▶ [GIVEN REQUEST]:
Would it be possible to quote, exactly and in full, the lines from the one with "Transcribe this image's" through the end of the entries below?

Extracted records
......
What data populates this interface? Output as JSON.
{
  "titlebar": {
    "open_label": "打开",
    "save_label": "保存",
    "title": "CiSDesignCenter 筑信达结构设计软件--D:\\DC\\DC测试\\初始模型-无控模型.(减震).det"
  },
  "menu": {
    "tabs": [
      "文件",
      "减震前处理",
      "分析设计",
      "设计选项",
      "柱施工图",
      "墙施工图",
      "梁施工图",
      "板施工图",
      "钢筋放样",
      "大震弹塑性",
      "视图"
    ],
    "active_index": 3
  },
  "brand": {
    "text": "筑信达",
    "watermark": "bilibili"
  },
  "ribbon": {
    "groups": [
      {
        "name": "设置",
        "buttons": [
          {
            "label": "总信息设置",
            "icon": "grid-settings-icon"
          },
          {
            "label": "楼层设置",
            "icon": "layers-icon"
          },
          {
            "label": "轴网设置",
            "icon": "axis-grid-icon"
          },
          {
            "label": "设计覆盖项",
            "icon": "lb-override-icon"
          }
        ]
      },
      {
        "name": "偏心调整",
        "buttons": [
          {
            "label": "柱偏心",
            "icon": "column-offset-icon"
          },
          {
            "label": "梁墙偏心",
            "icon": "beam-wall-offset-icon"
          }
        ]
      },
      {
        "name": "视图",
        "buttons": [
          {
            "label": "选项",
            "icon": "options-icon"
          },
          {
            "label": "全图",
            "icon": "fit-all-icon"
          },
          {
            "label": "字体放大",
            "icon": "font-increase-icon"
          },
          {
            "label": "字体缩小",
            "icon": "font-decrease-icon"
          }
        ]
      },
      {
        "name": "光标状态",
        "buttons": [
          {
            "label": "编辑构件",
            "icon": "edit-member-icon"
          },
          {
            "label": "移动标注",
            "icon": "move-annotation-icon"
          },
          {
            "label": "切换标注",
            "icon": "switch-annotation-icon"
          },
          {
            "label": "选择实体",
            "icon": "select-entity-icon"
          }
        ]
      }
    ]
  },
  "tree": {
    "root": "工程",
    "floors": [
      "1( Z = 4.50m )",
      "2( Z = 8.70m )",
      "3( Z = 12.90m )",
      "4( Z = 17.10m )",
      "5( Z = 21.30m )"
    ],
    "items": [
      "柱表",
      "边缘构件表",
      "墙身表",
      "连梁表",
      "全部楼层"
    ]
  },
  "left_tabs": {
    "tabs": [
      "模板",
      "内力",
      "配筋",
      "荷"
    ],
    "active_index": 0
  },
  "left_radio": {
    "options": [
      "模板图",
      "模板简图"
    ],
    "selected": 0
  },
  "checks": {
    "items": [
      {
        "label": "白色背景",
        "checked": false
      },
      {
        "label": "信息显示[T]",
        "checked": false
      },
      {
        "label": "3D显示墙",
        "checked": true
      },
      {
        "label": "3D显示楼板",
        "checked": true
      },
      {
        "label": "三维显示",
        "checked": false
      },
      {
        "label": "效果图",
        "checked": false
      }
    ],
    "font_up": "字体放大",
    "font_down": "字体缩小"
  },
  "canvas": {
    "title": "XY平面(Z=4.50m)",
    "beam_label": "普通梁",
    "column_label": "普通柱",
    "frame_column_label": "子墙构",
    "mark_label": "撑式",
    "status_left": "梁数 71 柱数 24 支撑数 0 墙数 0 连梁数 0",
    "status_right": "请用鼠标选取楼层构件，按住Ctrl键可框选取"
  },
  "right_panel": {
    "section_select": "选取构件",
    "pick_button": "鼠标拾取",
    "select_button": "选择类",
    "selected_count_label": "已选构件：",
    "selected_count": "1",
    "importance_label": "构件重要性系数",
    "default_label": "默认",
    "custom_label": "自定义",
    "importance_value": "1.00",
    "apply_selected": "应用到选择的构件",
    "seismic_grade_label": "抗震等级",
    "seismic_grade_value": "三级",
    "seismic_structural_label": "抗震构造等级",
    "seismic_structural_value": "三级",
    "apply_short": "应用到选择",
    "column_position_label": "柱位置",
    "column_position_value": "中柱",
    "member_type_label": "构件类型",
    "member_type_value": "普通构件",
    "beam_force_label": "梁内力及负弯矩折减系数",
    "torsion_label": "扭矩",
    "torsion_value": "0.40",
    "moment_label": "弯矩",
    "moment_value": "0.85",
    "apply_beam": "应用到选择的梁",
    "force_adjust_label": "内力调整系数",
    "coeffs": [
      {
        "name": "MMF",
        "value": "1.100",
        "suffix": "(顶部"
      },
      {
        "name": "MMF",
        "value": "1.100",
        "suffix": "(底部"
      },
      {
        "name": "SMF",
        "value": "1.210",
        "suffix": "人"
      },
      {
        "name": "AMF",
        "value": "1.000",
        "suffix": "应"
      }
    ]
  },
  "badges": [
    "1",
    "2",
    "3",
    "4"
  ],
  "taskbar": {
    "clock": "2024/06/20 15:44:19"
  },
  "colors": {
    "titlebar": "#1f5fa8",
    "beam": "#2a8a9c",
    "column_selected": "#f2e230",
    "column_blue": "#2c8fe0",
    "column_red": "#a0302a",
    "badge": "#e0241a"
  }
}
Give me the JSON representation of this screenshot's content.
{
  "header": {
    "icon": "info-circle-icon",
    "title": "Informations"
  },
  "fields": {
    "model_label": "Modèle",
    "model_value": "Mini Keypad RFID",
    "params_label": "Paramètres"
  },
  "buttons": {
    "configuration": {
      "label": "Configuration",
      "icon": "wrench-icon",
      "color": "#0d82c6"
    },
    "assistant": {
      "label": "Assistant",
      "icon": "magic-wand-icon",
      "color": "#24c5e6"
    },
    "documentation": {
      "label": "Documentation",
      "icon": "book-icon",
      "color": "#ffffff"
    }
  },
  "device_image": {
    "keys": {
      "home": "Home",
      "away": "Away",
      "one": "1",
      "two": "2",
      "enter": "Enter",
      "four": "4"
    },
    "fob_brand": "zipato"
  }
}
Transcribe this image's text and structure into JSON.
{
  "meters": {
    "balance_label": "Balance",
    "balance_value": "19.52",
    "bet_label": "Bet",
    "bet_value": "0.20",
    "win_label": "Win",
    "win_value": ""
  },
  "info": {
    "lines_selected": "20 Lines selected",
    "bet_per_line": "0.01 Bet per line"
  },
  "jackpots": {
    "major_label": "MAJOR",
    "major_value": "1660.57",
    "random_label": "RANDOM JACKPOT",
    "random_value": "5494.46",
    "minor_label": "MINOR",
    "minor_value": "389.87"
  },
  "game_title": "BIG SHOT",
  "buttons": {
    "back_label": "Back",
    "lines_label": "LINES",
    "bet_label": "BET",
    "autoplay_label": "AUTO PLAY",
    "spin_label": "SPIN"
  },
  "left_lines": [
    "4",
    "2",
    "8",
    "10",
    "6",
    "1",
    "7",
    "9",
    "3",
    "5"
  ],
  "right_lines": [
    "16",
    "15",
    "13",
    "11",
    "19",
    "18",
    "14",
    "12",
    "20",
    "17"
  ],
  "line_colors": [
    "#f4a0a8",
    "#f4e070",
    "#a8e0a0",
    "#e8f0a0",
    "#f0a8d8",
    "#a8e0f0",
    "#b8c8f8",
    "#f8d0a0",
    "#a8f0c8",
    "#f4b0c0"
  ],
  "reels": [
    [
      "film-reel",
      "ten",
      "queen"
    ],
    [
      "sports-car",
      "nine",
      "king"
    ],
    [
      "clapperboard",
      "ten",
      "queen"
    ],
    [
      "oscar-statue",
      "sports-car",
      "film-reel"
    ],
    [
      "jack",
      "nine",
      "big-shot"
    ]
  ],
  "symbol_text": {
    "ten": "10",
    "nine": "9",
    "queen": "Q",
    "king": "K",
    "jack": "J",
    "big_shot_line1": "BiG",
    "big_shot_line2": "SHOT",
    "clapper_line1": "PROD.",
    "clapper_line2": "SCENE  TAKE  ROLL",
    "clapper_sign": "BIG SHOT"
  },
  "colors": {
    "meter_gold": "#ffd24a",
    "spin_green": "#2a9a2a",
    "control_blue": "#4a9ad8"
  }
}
......
▶ [SOLUTION TO THE PROBLEM]:
Transcribe this image's text and structure into JSON.
{
  "meters": {
    "balance_label": "Balance",
    "balance_value": "19.52",
    "bet_label": "Bet",
    "bet_value": "0.20",
    "win_label": "Win",
    "win_value": ""
  },
  "info": {
    "lines_selected": "20 Lines selected",
    "bet_per_line": "0.01 Bet per line"
  },
  "jackpots": {
    "major_label": "MAJOR",
    "major_value": "1660.57",
    "random_label": "RANDOM JACKPOT",
    "random_value": "5494.46",
    "minor_label": "MINOR",
    "minor_value": "389.87"
  },
  "game_title": "BIG SHOT",
  "buttons": {
    "back_label": "Back",
    "lines_label": "LINES",
    "bet_label": "BET",
    "autoplay_label": "AUTO PLAY",
    "spin_label": "SPIN"
  },
  "left_lines": [
    "4",
    "2",
    "8",
    "10",
    "6",
    "1",
    "7",
    "9",
    "3",
    "5"
  ],
  "right_lines": [
    "16",
    "15",
    "13",
    "11",
    "19",
    "18",
    "14",
    "12",
    "20",
    "17"
  ],
  "line_colors": [
    "#f4a0a8",
    "#f4e070",
    "#a8e0a0",
    "#e8f0a0",
    "#f0a8d8",
    "#a8e0f0",
    "#b8c8f8",
    "#f8d0a0",
    "#a8f0c8",
    "#f4b0c0"
  ],
  "reels": [
    [
      "film-reel",
      "ten",
      "queen"
    ],
    [
      "sports-car",
      "nine",
      "king"
    ],
    [
      "clapperboard",
      "ten",
      "queen"
    ],
    [
      "oscar-statue",
      "sports-car",
      "film-reel"
    ],
    [
      "jack",
      "nine",
      "big-shot"
    ]
  ],
  "symbol_text": {
    "ten": "10",
    "nine": "9",
    "queen": "Q",
    "king": "K",
    "jack": "J",
    "big_shot_line1": "BiG",
    "big_shot_line2": "SHOT",
    "clapper_line1": "PROD.",
    "clapper_line2": "SCENE  TAKE  ROLL",
    "clapper_sign": "BIG SHOT"
  },
  "colors": {
    "meter_gold": "#ffd24a",
    "spin_green": "#2a9a2a",
    "control_blue": "#4a9ad8"
  }
}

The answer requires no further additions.